## WHAT NEEDS TO BE DONE
Restate each of the lines given below, word for word.
------ INPUT DATA
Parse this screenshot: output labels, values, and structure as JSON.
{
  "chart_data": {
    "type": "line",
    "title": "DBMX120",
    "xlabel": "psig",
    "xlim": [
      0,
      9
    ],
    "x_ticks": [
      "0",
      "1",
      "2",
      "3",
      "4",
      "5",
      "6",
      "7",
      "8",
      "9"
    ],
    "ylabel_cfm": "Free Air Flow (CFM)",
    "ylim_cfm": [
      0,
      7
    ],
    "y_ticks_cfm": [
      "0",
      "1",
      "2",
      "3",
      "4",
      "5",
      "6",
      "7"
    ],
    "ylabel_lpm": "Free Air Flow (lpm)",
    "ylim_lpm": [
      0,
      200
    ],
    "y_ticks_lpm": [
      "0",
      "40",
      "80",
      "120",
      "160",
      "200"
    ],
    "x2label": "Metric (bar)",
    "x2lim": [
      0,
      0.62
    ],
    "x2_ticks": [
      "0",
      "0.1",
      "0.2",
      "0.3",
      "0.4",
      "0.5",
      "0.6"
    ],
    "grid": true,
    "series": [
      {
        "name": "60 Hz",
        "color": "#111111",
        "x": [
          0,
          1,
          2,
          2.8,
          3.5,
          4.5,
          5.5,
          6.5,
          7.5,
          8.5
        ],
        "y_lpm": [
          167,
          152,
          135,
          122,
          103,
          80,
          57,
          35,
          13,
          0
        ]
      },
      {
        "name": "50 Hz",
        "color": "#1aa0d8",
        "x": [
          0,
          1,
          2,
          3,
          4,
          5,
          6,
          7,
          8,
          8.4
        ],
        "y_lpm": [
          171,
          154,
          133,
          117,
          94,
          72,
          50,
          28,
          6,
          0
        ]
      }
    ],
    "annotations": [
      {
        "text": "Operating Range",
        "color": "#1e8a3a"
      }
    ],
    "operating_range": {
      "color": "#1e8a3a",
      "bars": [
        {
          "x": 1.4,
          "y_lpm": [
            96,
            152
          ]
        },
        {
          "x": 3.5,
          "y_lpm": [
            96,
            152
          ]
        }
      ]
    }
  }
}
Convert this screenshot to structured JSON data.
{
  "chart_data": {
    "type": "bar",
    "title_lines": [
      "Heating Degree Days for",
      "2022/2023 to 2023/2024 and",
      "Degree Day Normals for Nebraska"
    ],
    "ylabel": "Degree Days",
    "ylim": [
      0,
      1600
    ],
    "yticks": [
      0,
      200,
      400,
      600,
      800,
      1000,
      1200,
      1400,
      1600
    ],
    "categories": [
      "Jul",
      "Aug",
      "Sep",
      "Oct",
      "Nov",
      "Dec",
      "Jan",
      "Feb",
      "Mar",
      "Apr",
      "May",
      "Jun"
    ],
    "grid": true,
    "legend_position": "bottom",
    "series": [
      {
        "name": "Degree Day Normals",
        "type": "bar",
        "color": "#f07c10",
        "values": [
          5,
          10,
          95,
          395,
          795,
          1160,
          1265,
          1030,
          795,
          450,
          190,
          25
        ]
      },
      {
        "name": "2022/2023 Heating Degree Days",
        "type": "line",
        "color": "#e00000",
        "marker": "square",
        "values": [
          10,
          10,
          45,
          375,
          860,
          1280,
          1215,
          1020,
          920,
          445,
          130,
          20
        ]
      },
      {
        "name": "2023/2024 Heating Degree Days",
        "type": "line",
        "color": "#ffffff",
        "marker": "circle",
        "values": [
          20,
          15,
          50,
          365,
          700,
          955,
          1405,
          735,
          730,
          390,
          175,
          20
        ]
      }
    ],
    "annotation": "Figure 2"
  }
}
------------
## OUTPUT FOR THIS EXERCISE
Parse this screenshot: output labels, values, and structure as JSON.
{
  "chart_data": {
    "type": "line",
    "title": "DBMX120",
    "xlabel": "psig",
    "xlim": [
      0,
      9
    ],
    "x_ticks": [
      "0",
      "1",
      "2",
      "3",
      "4",
      "5",
      "6",
      "7",
      "8",
      "9"
    ],
    "ylabel_cfm": "Free Air Flow (CFM)",
    "ylim_cfm": [
      0,
      7
    ],
    "y_ticks_cfm": [
      "0",
      "1",
      "2",
      "3",
      "4",
      "5",
      "6",
      "7"
    ],
    "ylabel_lpm": "Free Air Flow (lpm)",
    "ylim_lpm": [
      0,
      200
    ],
    "y_ticks_lpm": [
      "0",
      "40",
      "80",
      "120",
      "160",
      "200"
    ],
    "x2label": "Metric (bar)",
    "x2lim": [
      0,
      0.62
    ],
    "x2_ticks": [
      "0",
      "0.1",
      "0.2",
      "0.3",
      "0.4",
      "0.5",
      "0.6"
    ],
    "grid": true,
    "series": [
      {
        "name": "60 Hz",
        "color": "#111111",
        "x": [
          0,
          1,
          2,
          2.8,
          3.5,
          4.5,
          5.5,
          6.5,
          7.5,
          8.5
        ],
        "y_lpm": [
          167,
          152,
          135,
          122,
          103,
          80,
          57,
          35,
          13,
          0
        ]
      },
      {
        "name": "50 Hz",
        "color": "#1aa0d8",
        "x": [
          0,
          1,
          2,
          3,
          4,
          5,
          6,
          7,
          8,
          8.4
        ],
        "y_lpm": [
          171,
          154,
          133,
          117,
          94,
          72,
          50,
          28,
          6,
          0
        ]
      }
    ],
    "annotations": [
      {
        "text": "Operating Range",
        "color": "#1e8a3a"
      }
    ],
    "operating_range": {
      "color": "#1e8a3a",
      "bars": [
        {
          "x": 1.4,
          "y_lpm": [
            96,
            152
          ]
        },
        {
          "x": 3.5,
          "y_lpm": [
            96,
            152
          ]
        }
      ]
    }
  }
}
Convert this screenshot to structured JSON data.
{
  "chart_data": {
    "type": "bar",
    "title_lines": [
      "Heating Degree Days for",
      "2022/2023 to 2023/2024 and",
      "Degree Day Normals for Nebraska"
    ],
    "ylabel": "Degree Days",
    "ylim": [
      0,
      1600
    ],
    "yticks": [
      0,
      200,
      400,
      600,
      800,
      1000,
      1200,
      1400,
      1600
    ],
    "categories": [
      "Jul",
      "Aug",
      "Sep",
      "Oct",
      "Nov",
      "Dec",
      "Jan",
      "Feb",
      "Mar",
      "Apr",
      "May",
      "Jun"
    ],
    "grid": true,
    "legend_position": "bottom",
    "series": [
      {
        "name": "Degree Day Normals",
        "type": "bar",
        "color": "#f07c10",
        "values": [
          5,
          10,
          95,
          395,
          795,
          1160,
          1265,
          1030,
          795,
          450,
          190,
          25
        ]
      },
      {
        "name": "2022/2023 Heating Degree Days",
        "type": "line",
        "color": "#e00000",
        "marker": "square",
        "values": [
          10,
          10,
          45,
          375,
          860,
          1280,
          1215,
          1020,
          920,
          445,
          130,
          20
        ]
      },
      {
        "name": "2023/2024 Heating Degree Days",
        "type": "line",
        "color": "#ffffff",
        "marker": "circle",
        "values": [
          20,
          15,
          50,
          365,
          700,
          955,
          1405,
          735,
          730,
          390,
          175,
          20
        ]
      }
    ],
    "annotation": "Figure 2"
  }
}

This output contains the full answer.